>> Begin The data

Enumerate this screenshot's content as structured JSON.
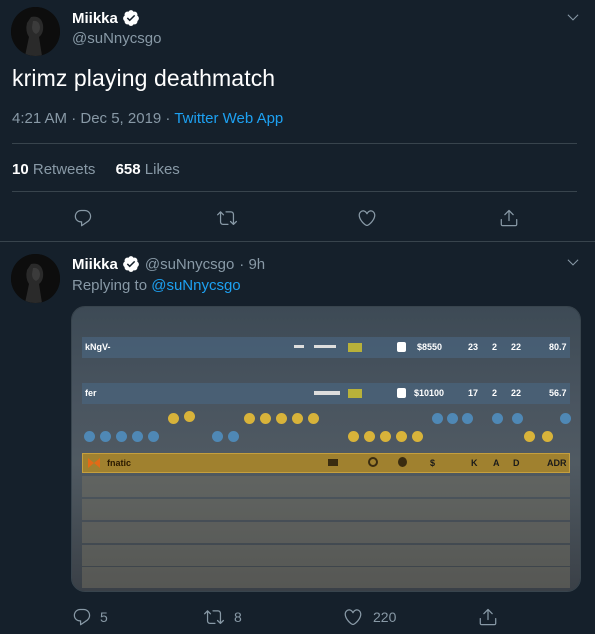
{
  "main_tweet": {
    "author_name": "Miikka",
    "handle": "@suNnycsgo",
    "text": "krimz playing deathmatch",
    "time": "4:21 AM · Dec 5, 2019",
    "separator": " · ",
    "source": "Twitter Web App",
    "retweets_count": "10",
    "retweets_label": "Retweets",
    "likes_count": "658",
    "likes_label": "Likes"
  },
  "reply_tweet": {
    "author_name": "Miikka",
    "handle": "@suNnycsgo",
    "age": "· 9h",
    "replying_label": "Replying to",
    "replying_to": "@suNnycsgo",
    "reply_count": "5",
    "retweet_count": "8",
    "like_count": "220"
  },
  "scoreboard": {
    "ct_rows": [
      {
        "name": "kNgV-",
        "money": "$8550",
        "k": "23",
        "a": "2",
        "d": "22",
        "adr": "80.7"
      },
      {
        "name": "fer",
        "money": "$10100",
        "k": "17",
        "a": "2",
        "d": "22",
        "adr": "56.7"
      }
    ],
    "team_label": "fnatic",
    "team_headers": {
      "money": "$",
      "k": "K",
      "a": "A",
      "d": "D",
      "adr": "ADR"
    }
  },
  "colors": {
    "background": "#15202b",
    "text_secondary": "#8899a6",
    "link": "#1da1f2",
    "divider": "#38444d",
    "fnatic_orange": "#a0812f"
  },
  "icons": [
    "verified-badge-icon",
    "chevron-down-icon",
    "reply-icon",
    "retweet-icon",
    "like-icon",
    "share-icon"
  ]
}
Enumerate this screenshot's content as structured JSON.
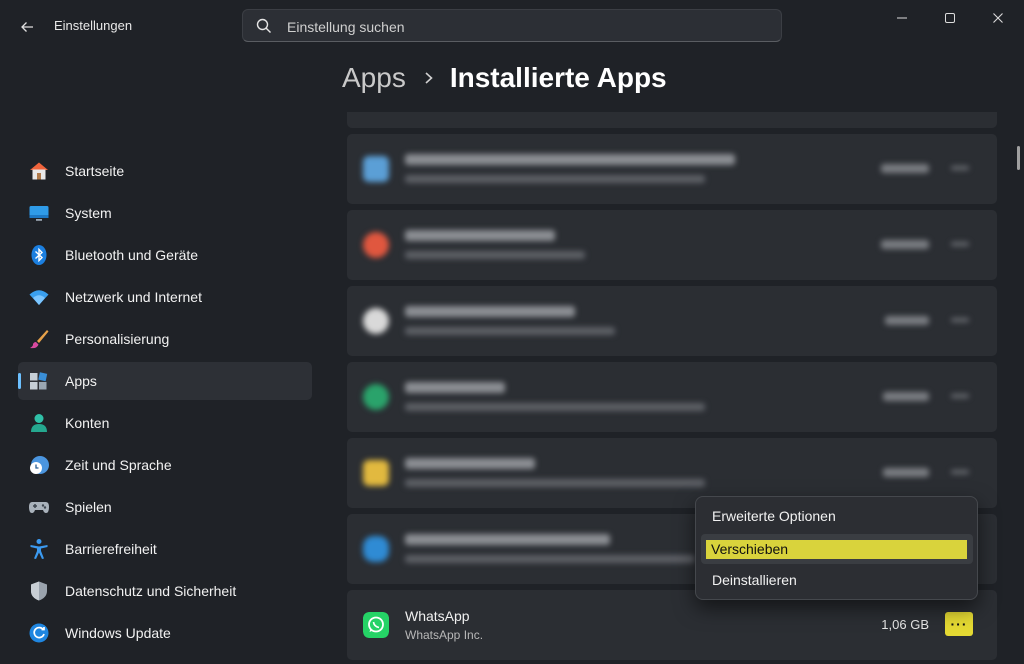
{
  "window": {
    "title": "Einstellungen"
  },
  "search": {
    "placeholder": "Einstellung suchen"
  },
  "breadcrumb": {
    "parent": "Apps",
    "current": "Installierte Apps"
  },
  "sidebar": {
    "items": [
      {
        "label": "Startseite",
        "icon": "home-icon"
      },
      {
        "label": "System",
        "icon": "monitor-icon"
      },
      {
        "label": "Bluetooth und Geräte",
        "icon": "bluetooth-icon"
      },
      {
        "label": "Netzwerk und Internet",
        "icon": "wifi-icon"
      },
      {
        "label": "Personalisierung",
        "icon": "brush-icon"
      },
      {
        "label": "Apps",
        "icon": "apps-icon",
        "selected": true
      },
      {
        "label": "Konten",
        "icon": "person-icon"
      },
      {
        "label": "Zeit und Sprache",
        "icon": "clock-globe-icon"
      },
      {
        "label": "Spielen",
        "icon": "gamepad-icon"
      },
      {
        "label": "Barrierefreiheit",
        "icon": "accessibility-icon"
      },
      {
        "label": "Datenschutz und Sicherheit",
        "icon": "shield-icon"
      },
      {
        "label": "Windows Update",
        "icon": "update-icon"
      }
    ]
  },
  "apps": [
    {
      "name": "WhatsApp",
      "publisher": "WhatsApp Inc.",
      "size": "1,06 GB",
      "more": "···"
    }
  ],
  "context_menu": {
    "items": [
      "Erweiterte Optionen",
      "Verschieben",
      "Deinstallieren"
    ],
    "highlighted": "Verschieben"
  },
  "colors": {
    "accent": "#6cc0ff",
    "highlight": "#e4d933",
    "background": "#1f2227",
    "card": "#2b2e33"
  }
}
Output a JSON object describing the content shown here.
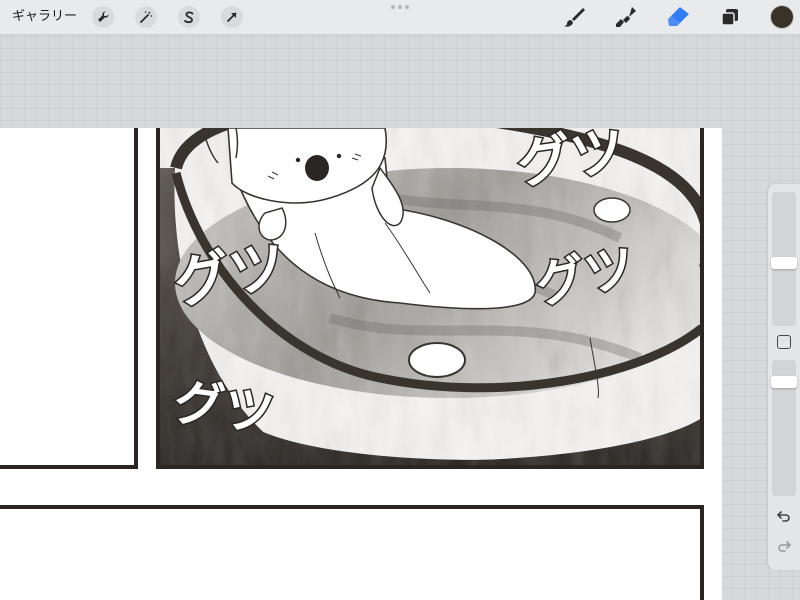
{
  "toolbar": {
    "gallery_label": "ギャラリー",
    "left_tools": [
      "wrench-icon",
      "magic-wand-icon",
      "selection-icon",
      "transform-arrow-icon"
    ],
    "right_tools": [
      "brush-icon",
      "smudge-icon",
      "eraser-icon",
      "layers-icon"
    ],
    "active_tool": "eraser-icon",
    "active_color": "#3a3128",
    "accent": "#2f7df6"
  },
  "canvas": {
    "sfx_1": "グツ",
    "sfx_2": "グツ",
    "sfx_3": "グツ",
    "sfx_4": "グツ"
  },
  "sidebar": {
    "brush_size": 0.47,
    "opacity": 0.87
  }
}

>> End The data

Set exercise: Make an exact copy of all entries above, dropping the images.

Final result:
Enumerate this screenshot's content as structured JSON.
{
  "main_tweet": {
    "author_name": "Miikka",
    "handle": "@suNnycsgo",
    "text": "krimz playing deathmatch",
    "time": "4:21 AM · Dec 5, 2019",
    "separator": " · ",
    "source": "Twitter Web App",
    "retweets_count": "10",
    "retweets_label": "Retweets",
    "likes_count": "658",
    "likes_label": "Likes"
  },
  "reply_tweet": {
    "author_name": "Miikka",
    "handle": "@suNnycsgo",
    "age": "· 9h",
    "replying_label": "Replying to",
    "replying_to": "@suNnycsgo",
    "reply_count": "5",
    "retweet_count": "8",
    "like_count": "220"
  },
  "scoreboard": {
    "ct_rows": [
      {
        "name": "kNgV-",
        "money": "$8550",
        "k": "23",
        "a": "2",
        "d": "22",
        "adr": "80.7"
      },
      {
        "name": "fer",
        "money": "$10100",
        "k": "17",
        "a": "2",
        "d": "22",
        "adr": "56.7"
      }
    ],
    "team_label": "fnatic",
    "team_headers": {
      "money": "$",
      "k": "K",
      "a": "A",
      "d": "D",
      "adr": "ADR"
    }
  },
  "colors": {
    "background": "#15202b",
    "text_secondary": "#8899a6",
    "link": "#1da1f2",
    "divider": "#38444d",
    "fnatic_orange": "#a0812f"
  },
  "icons": [
    "verified-badge-icon",
    "chevron-down-icon",
    "reply-icon",
    "retweet-icon",
    "like-icon",
    "share-icon"
  ]
}
Enumerate this screenshot's content as structured JSON.
{
  "window": {
    "title": "Einstellungen"
  },
  "search": {
    "placeholder": "Einstellung suchen"
  },
  "breadcrumb": {
    "parent": "Apps",
    "current": "Installierte Apps"
  },
  "sidebar": {
    "items": [
      {
        "label": "Startseite",
        "icon": "home-icon"
      },
      {
        "label": "System",
        "icon": "monitor-icon"
      },
      {
        "label": "Bluetooth und Geräte",
        "icon": "bluetooth-icon"
      },
      {
        "label": "Netzwerk und Internet",
        "icon": "wifi-icon"
      },
      {
        "label": "Personalisierung",
        "icon": "brush-icon"
      },
      {
        "label": "Apps",
        "icon": "apps-icon",
        "selected": true
      },
      {
        "label": "Konten",
        "icon": "person-icon"
      },
      {
        "label": "Zeit und Sprache",
        "icon": "clock-globe-icon"
      },
      {
        "label": "Spielen",
        "icon": "gamepad-icon"
      },
      {
        "label": "Barrierefreiheit",
        "icon": "accessibility-icon"
      },
      {
        "label": "Datenschutz und Sicherheit",
        "icon": "shield-icon"
      },
      {
        "label": "Windows Update",
        "icon": "update-icon"
      }
    ]
  },
  "apps": [
    {
      "name": "WhatsApp",
      "publisher": "WhatsApp Inc.",
      "size": "1,06 GB",
      "more": "···"
    }
  ],
  "context_menu": {
    "items": [
      "Erweiterte Optionen",
      "Verschieben",
      "Deinstallieren"
    ],
    "highlighted": "Verschieben"
  },
  "colors": {
    "accent": "#6cc0ff",
    "highlight": "#e4d933",
    "background": "#1f2227",
    "card": "#2b2e33"
  }
}
Output a JSON object describing the content shown here.
{
  "toolbar": {
    "gallery_label": "ギャラリー",
    "left_tools": [
      "wrench-icon",
      "magic-wand-icon",
      "selection-icon",
      "transform-arrow-icon"
    ],
    "right_tools": [
      "brush-icon",
      "smudge-icon",
      "eraser-icon",
      "layers-icon"
    ],
    "active_tool": "eraser-icon",
    "active_color": "#3a3128",
    "accent": "#2f7df6"
  },
  "canvas": {
    "sfx_1": "グツ",
    "sfx_2": "グツ",
    "sfx_3": "グツ",
    "sfx_4": "グツ"
  },
  "sidebar": {
    "brush_size": 0.47,
    "opacity": 0.87
  }
}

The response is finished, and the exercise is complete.